— BEGIN Data rows —

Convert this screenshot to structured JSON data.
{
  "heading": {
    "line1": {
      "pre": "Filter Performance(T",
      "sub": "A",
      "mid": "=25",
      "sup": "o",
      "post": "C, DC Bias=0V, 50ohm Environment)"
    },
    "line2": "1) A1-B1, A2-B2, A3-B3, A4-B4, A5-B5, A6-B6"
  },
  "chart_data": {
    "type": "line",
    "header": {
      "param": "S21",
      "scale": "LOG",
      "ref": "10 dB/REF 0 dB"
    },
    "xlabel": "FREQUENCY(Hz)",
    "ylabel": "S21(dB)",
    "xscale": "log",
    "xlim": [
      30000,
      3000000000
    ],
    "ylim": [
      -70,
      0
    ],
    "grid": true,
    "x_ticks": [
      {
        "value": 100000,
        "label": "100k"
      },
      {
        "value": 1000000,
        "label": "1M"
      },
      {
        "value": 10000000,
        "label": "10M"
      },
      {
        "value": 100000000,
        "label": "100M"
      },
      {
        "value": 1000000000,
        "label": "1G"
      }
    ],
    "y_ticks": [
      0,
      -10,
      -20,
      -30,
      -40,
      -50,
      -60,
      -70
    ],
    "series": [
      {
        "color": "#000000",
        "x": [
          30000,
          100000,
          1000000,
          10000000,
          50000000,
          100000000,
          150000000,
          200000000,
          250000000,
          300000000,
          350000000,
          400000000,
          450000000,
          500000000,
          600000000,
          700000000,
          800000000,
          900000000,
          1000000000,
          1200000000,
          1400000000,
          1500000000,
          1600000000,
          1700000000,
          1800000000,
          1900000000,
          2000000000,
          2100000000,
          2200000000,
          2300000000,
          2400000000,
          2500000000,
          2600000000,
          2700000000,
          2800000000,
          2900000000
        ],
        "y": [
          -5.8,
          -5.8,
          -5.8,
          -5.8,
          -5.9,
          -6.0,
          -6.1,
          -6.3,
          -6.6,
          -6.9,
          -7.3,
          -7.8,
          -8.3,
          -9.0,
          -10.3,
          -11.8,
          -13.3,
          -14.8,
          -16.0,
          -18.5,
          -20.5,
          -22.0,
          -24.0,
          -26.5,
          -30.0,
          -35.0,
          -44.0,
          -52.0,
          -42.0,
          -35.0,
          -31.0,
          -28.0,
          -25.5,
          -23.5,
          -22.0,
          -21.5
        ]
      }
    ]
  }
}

— END Data rows —
— BEGIN Data rows —

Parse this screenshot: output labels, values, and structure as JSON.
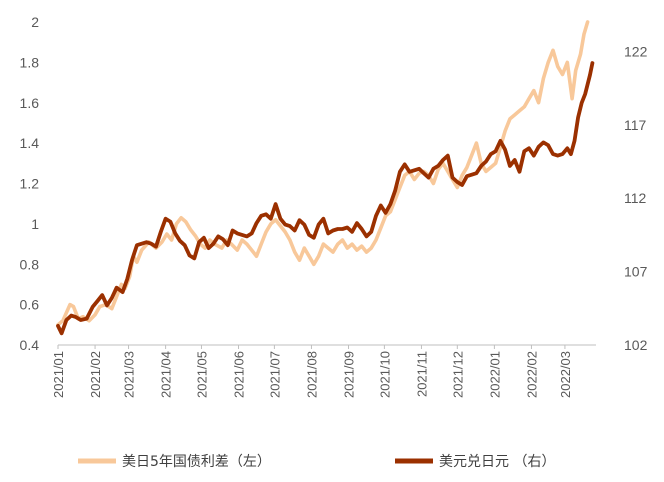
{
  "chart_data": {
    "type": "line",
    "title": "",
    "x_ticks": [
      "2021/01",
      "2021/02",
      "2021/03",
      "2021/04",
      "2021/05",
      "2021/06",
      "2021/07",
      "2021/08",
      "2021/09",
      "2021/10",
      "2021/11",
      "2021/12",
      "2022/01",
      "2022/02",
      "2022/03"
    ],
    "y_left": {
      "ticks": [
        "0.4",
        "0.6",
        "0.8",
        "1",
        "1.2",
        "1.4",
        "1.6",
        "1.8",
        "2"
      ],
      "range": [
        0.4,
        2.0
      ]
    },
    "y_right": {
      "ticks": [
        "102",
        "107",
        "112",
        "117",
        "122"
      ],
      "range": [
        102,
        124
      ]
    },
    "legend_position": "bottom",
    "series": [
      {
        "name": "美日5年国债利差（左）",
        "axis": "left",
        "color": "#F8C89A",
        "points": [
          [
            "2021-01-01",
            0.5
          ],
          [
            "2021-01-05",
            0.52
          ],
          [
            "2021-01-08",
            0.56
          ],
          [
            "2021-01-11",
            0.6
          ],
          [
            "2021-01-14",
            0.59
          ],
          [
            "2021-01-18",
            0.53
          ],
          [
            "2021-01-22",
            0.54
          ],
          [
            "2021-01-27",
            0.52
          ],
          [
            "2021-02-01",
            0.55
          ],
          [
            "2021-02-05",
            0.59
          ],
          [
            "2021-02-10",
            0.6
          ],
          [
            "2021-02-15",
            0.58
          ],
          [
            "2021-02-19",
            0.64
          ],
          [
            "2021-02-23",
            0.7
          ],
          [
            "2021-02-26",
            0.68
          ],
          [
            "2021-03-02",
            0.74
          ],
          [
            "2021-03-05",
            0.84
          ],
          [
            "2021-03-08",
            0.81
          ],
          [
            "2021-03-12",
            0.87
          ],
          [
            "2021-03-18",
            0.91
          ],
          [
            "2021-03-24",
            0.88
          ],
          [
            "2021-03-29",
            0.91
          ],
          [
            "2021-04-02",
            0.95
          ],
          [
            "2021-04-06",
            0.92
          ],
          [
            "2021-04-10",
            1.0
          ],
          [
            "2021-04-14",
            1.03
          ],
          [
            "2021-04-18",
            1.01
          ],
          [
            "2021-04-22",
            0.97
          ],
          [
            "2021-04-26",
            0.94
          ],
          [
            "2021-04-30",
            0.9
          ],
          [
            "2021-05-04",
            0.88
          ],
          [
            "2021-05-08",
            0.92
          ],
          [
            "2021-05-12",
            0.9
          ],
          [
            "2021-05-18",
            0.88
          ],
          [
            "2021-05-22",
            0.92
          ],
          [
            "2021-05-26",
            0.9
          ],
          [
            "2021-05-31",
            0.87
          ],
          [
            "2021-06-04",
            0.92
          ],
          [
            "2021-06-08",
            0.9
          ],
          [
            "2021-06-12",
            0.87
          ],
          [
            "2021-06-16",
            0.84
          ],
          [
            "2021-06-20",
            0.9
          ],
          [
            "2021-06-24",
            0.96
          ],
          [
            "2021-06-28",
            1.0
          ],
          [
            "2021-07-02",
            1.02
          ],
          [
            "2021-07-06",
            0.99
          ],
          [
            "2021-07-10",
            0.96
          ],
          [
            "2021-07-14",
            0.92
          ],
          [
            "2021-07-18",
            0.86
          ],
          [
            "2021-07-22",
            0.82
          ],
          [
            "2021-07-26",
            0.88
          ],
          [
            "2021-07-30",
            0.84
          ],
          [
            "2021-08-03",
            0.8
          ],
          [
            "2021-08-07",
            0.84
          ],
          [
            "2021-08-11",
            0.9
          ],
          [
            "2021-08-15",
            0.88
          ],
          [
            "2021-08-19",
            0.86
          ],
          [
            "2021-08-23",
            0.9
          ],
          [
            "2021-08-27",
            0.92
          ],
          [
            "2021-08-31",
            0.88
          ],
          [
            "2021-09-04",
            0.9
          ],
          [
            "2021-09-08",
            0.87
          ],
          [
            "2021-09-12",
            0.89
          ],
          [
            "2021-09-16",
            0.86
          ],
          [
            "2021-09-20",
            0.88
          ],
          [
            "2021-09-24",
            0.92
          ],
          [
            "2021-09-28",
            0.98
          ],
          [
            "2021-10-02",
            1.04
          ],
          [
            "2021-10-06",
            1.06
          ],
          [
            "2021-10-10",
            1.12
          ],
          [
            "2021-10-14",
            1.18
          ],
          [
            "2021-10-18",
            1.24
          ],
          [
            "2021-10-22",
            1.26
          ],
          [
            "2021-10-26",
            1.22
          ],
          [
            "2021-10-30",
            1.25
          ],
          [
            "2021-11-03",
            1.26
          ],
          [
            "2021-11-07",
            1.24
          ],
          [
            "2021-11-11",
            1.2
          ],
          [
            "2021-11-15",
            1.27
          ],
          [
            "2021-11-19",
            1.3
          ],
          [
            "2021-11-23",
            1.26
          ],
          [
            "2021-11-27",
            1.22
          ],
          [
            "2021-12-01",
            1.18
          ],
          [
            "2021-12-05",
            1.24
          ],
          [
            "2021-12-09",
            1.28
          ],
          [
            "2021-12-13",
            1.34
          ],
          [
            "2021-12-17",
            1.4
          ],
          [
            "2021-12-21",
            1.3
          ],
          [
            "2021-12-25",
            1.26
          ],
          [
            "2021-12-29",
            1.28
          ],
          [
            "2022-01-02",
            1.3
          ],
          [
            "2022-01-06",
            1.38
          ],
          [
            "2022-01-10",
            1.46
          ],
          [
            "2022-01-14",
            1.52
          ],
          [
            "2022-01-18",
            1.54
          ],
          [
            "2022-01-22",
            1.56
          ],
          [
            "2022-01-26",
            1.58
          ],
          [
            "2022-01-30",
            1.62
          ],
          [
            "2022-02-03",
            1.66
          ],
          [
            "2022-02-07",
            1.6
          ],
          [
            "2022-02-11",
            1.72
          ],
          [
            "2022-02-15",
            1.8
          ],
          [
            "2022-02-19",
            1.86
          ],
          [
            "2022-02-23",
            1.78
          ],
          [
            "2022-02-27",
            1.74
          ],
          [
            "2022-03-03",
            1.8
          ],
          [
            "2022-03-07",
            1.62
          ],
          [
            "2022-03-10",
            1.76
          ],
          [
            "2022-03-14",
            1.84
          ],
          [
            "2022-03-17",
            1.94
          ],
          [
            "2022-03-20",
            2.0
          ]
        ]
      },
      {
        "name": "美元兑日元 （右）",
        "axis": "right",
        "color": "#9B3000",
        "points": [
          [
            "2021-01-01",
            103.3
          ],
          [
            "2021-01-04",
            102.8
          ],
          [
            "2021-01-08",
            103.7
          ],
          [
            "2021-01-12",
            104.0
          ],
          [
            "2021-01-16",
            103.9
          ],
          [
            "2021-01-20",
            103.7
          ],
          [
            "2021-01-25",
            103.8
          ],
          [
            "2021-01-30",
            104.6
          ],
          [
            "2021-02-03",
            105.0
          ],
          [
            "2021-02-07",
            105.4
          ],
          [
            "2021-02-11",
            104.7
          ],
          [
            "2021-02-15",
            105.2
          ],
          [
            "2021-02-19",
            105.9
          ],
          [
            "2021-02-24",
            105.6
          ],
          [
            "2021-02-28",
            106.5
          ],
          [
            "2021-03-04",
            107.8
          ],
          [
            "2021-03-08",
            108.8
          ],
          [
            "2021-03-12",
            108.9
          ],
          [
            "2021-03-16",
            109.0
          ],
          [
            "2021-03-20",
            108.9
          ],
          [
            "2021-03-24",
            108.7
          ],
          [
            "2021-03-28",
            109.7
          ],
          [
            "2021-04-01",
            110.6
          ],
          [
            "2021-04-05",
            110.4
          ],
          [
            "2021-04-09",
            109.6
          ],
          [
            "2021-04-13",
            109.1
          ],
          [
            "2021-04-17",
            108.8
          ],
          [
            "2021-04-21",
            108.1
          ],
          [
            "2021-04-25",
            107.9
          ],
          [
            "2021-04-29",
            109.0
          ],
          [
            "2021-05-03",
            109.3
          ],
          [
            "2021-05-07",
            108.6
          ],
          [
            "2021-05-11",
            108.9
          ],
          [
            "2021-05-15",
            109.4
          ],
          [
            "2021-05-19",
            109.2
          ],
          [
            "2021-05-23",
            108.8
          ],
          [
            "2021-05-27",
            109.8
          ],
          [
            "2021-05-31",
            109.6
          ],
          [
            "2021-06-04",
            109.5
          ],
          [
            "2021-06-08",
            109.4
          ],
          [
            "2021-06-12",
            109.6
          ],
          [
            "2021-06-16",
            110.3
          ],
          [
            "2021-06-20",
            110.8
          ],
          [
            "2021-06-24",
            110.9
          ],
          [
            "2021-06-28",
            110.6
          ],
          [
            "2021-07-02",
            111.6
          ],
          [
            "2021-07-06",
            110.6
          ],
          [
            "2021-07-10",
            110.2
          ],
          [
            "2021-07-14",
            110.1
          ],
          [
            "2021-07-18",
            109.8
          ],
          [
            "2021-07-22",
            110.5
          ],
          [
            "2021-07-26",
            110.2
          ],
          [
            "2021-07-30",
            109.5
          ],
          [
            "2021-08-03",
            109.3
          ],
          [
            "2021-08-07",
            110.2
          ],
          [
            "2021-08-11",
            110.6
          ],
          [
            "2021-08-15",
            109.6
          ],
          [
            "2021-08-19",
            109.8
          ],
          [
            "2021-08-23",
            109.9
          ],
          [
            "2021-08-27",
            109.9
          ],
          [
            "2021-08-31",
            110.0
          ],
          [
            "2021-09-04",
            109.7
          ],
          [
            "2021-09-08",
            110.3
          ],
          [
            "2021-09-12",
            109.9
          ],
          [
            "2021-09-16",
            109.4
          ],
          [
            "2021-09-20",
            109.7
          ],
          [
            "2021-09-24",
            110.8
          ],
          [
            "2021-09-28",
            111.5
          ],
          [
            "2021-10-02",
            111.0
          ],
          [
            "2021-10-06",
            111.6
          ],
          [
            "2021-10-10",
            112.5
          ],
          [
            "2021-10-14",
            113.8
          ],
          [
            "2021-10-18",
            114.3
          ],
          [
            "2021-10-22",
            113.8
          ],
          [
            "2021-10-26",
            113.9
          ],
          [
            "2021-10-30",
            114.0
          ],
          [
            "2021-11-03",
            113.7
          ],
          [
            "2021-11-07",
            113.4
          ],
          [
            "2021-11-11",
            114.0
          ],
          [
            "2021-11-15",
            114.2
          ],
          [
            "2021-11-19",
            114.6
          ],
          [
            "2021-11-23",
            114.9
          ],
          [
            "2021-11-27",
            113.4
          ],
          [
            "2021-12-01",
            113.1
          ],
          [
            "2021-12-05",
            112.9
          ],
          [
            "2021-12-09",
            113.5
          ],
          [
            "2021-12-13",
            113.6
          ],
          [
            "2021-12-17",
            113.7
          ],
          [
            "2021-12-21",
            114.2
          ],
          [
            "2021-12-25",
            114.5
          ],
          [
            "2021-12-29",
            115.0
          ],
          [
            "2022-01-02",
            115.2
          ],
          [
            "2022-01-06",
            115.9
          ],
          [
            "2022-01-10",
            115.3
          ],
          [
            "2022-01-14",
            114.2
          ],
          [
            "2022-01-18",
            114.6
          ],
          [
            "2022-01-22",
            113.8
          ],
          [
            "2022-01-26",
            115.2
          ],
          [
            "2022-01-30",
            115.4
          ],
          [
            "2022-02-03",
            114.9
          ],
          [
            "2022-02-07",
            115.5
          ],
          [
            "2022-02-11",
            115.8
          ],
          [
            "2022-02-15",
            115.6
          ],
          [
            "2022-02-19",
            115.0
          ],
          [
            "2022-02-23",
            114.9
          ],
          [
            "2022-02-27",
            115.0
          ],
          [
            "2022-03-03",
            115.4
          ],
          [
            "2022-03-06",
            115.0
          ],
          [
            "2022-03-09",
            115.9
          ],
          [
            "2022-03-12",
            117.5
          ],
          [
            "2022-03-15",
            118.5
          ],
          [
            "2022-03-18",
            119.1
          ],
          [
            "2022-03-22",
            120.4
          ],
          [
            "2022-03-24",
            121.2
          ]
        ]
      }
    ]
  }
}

— END Data rows —

§ Exercise instructions
Reply with one number: the count of lines in the entries that include the word "this".

§ Task solution
2